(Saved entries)
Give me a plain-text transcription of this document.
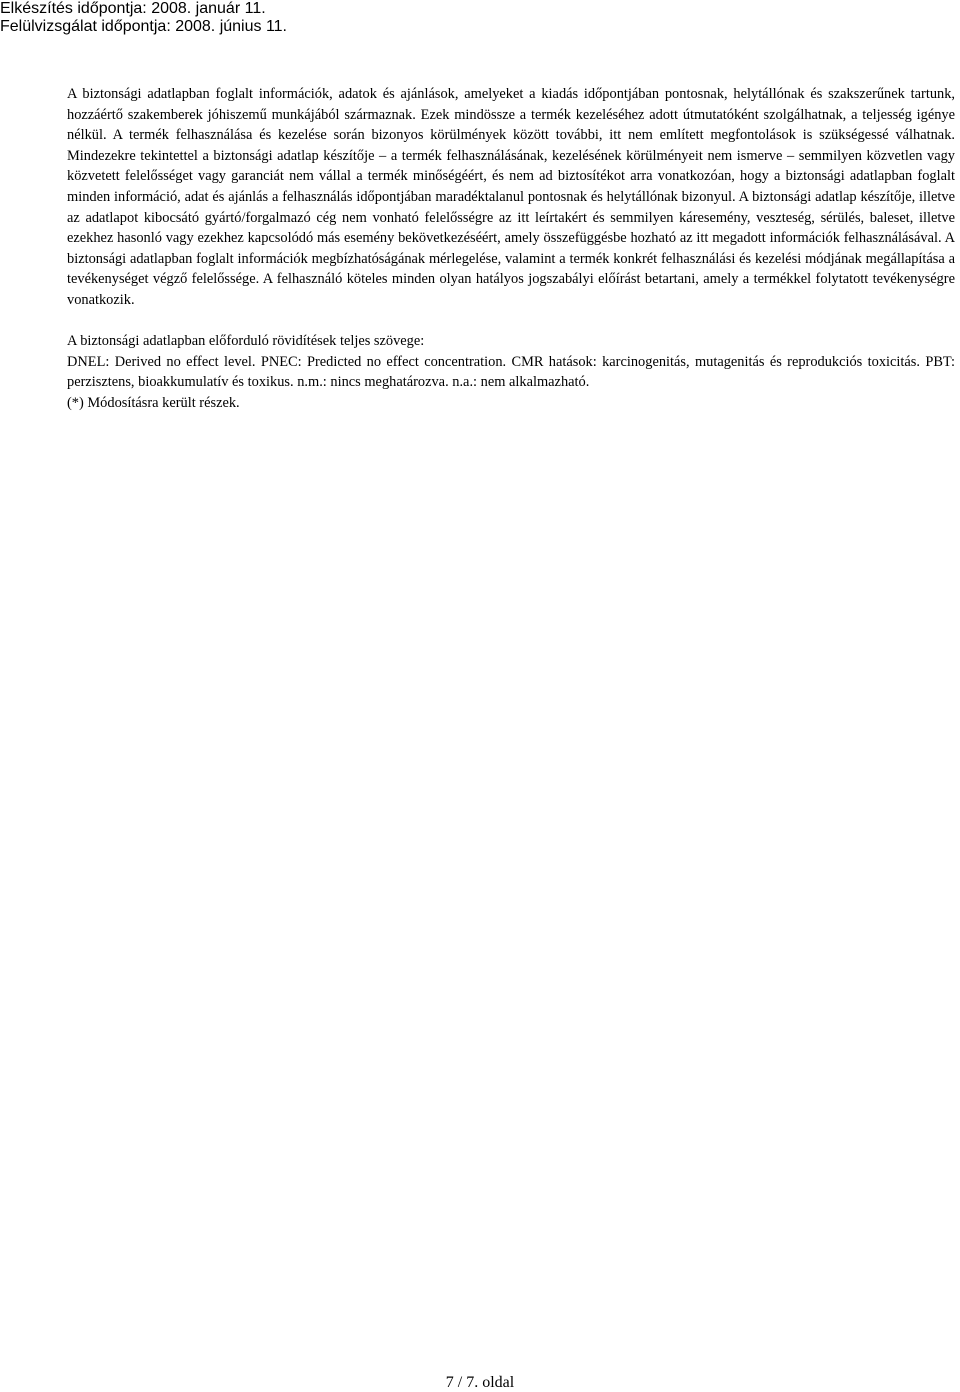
Elkészítés időpontja: 2008. január 11.
Felülvizsgálat időpontja: 2008. június 11.

A biztonsági adatlapban foglalt információk, adatok és ajánlások, amelyeket a kiadás időpontjában pontosnak, helytállónak és szakszerűnek tartunk, hozzáértő szakemberek jóhiszemű munkájából származnak. Ezek mindössze a termék kezeléséhez adott útmutatóként szolgálhatnak, a teljesség igénye nélkül. A termék felhasználása és kezelése során bizonyos körülmények között további, itt nem említett megfontolások is szükségessé válhatnak. Mindezekre tekintettel a biztonsági adatlap készítője – a termék felhasználásának, kezelésének körülményeit nem ismerve – semmilyen közvetlen vagy közvetett felelősséget vagy garanciát nem vállal a termék minőségéért, és nem ad biztosítékot arra vonatkozóan, hogy a biztonsági adatlapban foglalt minden információ, adat és ajánlás a felhasználás időpontjában maradéktalanul pontosnak és helytállónak bizonyul. A biztonsági adatlap készítője, illetve az adatlapot kibocsátó gyártó/forgalmazó cég nem vonható felelősségre az itt leírtakért és semmilyen káresemény, veszteség, sérülés, baleset, illetve ezekhez hasonló vagy ezekhez kapcsolódó más esemény bekövetkezéséért, amely összefüggésbe hozható az itt megadott információk felhasználásával. A biztonsági adatlapban foglalt információk megbízhatóságának mérlegelése, valamint a termék konkrét felhasználási és kezelési módjának megállapítása a tevékenységet végző felelőssége. A felhasználó köteles minden olyan hatályos jogszabályi előírást betartani, amely a termékkel folytatott tevékenységre vonatkozik.

A biztonsági adatlapban előforduló rövidítések teljes szövege:

DNEL: Derived no effect level. PNEC: Predicted no effect concentration. CMR hatások: karcinogenitás, mutagenitás és reprodukciós toxicitás. PBT: perzisztens, bioakkumulatív és toxikus. n.m.: nincs meghatározva. n.a.: nem alkalmazható.

(*) Módosításra került részek.

7 / 7. oldal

Task goal: Write the listing above out again exactly, dropping each image.

Task result:
Give me a plain-text transcription of this document.
Elkészítés időpontja: 2008. január 11.
Felülvizsgálat időpontja: 2008. június 11.

A biztonsági adatlapban foglalt információk, adatok és ajánlások, amelyeket a kiadás időpontjában pontosnak, helytállónak és szakszerűnek tartunk, hozzáértő szakemberek jóhiszemű munkájából származnak. Ezek mindössze a termék kezeléséhez adott útmutatóként szolgálhatnak, a teljesség igénye nélkül. A termék felhasználása és kezelése során bizonyos körülmények között további, itt nem említett megfontolások is szükségessé válhatnak. Mindezekre tekintettel a biztonsági adatlap készítője – a termék felhasználásának, kezelésének körülményeit nem ismerve – semmilyen közvetlen vagy közvetett felelősséget vagy garanciát nem vállal a termék minőségéért, és nem ad biztosítékot arra vonatkozóan, hogy a biztonsági adatlapban foglalt minden információ, adat és ajánlás a felhasználás időpontjában maradéktalanul pontosnak és helytállónak bizonyul. A biztonsági adatlap készítője, illetve az adatlapot kibocsátó gyártó/forgalmazó cég nem vonható felelősségre az itt leírtakért és semmilyen káresemény, veszteség, sérülés, baleset, illetve ezekhez hasonló vagy ezekhez kapcsolódó más esemény bekövetkezéséért, amely összefüggésbe hozható az itt megadott információk felhasználásával. A biztonsági adatlapban foglalt információk megbízhatóságának mérlegelése, valamint a termék konkrét felhasználási és kezelési módjának megállapítása a tevékenységet végző felelőssége. A felhasználó köteles minden olyan hatályos jogszabályi előírást betartani, amely a termékkel folytatott tevékenységre vonatkozik.

A biztonsági adatlapban előforduló rövidítések teljes szövege:

DNEL: Derived no effect level. PNEC: Predicted no effect concentration. CMR hatások: karcinogenitás, mutagenitás és reprodukciós toxicitás. PBT: perzisztens, bioakkumulatív és toxikus. n.m.: nincs meghatározva. n.a.: nem alkalmazható.

(*) Módosításra került részek.

7 / 7. oldal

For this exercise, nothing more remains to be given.